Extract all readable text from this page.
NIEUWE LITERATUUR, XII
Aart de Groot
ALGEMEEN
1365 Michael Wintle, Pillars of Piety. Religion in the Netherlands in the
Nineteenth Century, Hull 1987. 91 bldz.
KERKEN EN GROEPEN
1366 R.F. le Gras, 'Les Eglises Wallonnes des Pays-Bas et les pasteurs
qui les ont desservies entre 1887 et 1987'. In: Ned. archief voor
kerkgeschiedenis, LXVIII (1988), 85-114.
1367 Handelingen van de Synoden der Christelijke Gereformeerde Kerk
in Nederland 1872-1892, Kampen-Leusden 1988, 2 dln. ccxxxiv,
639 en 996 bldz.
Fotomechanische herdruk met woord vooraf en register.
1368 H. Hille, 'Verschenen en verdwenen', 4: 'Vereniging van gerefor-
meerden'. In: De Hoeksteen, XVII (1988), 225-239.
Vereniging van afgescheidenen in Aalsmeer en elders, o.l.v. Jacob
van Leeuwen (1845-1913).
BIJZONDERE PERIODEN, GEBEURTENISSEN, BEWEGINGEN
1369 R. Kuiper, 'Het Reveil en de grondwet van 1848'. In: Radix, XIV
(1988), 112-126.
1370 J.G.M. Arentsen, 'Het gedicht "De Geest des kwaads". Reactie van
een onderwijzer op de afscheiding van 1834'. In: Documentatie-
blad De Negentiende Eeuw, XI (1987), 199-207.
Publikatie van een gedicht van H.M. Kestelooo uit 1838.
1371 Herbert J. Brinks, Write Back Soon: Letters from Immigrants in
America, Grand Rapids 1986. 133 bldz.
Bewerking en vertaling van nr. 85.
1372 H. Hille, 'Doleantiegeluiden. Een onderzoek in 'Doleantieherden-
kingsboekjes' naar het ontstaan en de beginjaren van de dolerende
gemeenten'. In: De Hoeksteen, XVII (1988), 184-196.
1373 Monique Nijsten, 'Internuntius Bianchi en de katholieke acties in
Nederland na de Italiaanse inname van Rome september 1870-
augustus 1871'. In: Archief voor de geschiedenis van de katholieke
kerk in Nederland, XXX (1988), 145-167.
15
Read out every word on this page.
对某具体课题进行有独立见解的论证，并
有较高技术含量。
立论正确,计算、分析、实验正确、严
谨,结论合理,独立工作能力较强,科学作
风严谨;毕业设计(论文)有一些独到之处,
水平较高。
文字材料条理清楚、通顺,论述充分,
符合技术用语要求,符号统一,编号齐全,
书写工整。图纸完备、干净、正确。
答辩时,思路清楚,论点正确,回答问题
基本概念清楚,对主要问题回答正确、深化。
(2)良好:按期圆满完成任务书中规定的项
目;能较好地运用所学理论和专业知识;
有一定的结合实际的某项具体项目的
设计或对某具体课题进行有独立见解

════════

● **Task instructions**:
Quote, without alteration, the final stretch of the entries: the line with "Read out every word on this page." onward to the last line.

● **Solution to this task**:
Read out every word on this page.
对某具体课题进行有独立见解的论证，并
有较高技术含量。
立论正确,计算、分析、实验正确、严
谨,结论合理,独立工作能力较强,科学作
风严谨;毕业设计(论文)有一些独到之处,
水平较高。
文字材料条理清楚、通顺,论述充分,
符合技术用语要求,符号统一,编号齐全,
书写工整。图纸完备、干净、正确。
答辩时,思路清楚,论点正确,回答问题
基本概念清楚,对主要问题回答正确、深化。
(2)良好:按期圆满完成任务书中规定的项
目;能较好地运用所学理论和专业知识;
有一定的结合实际的某项具体项目的
设计或对某具体课题进行有独立见解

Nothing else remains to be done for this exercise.